## START Records for the exercise

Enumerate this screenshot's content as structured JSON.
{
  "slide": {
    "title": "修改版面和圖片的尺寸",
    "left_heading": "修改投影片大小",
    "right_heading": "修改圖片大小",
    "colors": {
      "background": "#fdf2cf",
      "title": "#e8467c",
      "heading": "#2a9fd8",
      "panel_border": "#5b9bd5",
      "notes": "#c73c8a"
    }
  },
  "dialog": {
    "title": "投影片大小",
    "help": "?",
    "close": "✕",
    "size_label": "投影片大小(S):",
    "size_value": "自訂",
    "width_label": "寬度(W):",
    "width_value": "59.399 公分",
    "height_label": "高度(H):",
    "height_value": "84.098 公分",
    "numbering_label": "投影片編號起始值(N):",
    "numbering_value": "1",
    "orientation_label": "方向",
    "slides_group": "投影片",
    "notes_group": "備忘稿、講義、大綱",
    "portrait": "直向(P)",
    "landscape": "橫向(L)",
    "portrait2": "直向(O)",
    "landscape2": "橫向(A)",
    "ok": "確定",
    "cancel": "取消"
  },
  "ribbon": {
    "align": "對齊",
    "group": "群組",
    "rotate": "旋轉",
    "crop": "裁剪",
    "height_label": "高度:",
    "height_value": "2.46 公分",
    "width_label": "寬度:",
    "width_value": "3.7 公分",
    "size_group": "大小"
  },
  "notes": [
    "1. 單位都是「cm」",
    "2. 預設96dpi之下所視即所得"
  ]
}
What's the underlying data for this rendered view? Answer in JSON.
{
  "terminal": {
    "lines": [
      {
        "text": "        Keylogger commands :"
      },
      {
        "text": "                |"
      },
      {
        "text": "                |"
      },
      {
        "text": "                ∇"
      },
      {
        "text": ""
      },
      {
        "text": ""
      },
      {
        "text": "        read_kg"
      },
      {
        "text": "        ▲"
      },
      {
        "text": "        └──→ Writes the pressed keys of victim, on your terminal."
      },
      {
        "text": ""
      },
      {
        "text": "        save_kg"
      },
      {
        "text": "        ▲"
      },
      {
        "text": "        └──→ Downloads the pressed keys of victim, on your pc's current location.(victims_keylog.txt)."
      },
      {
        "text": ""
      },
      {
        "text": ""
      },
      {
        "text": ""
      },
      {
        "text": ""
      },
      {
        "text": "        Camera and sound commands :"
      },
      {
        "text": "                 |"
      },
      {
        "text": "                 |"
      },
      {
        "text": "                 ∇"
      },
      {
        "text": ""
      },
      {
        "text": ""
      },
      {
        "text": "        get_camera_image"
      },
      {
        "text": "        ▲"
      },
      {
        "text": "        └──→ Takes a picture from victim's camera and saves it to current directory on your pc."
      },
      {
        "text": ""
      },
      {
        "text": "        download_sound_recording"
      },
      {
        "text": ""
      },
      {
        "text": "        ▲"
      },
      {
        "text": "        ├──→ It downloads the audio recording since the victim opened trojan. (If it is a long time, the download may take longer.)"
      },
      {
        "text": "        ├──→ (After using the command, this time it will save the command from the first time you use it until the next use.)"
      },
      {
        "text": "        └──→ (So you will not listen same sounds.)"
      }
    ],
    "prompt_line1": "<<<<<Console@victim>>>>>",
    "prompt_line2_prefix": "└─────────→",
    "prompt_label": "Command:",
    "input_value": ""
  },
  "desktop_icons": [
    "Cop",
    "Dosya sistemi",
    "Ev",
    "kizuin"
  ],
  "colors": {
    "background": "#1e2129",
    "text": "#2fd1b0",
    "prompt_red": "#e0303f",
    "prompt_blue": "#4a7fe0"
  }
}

## END Records for the exercise

[Stated goal] Determine the number of lines in these entries that contain the word "your", and write only that number.

[The reply] 3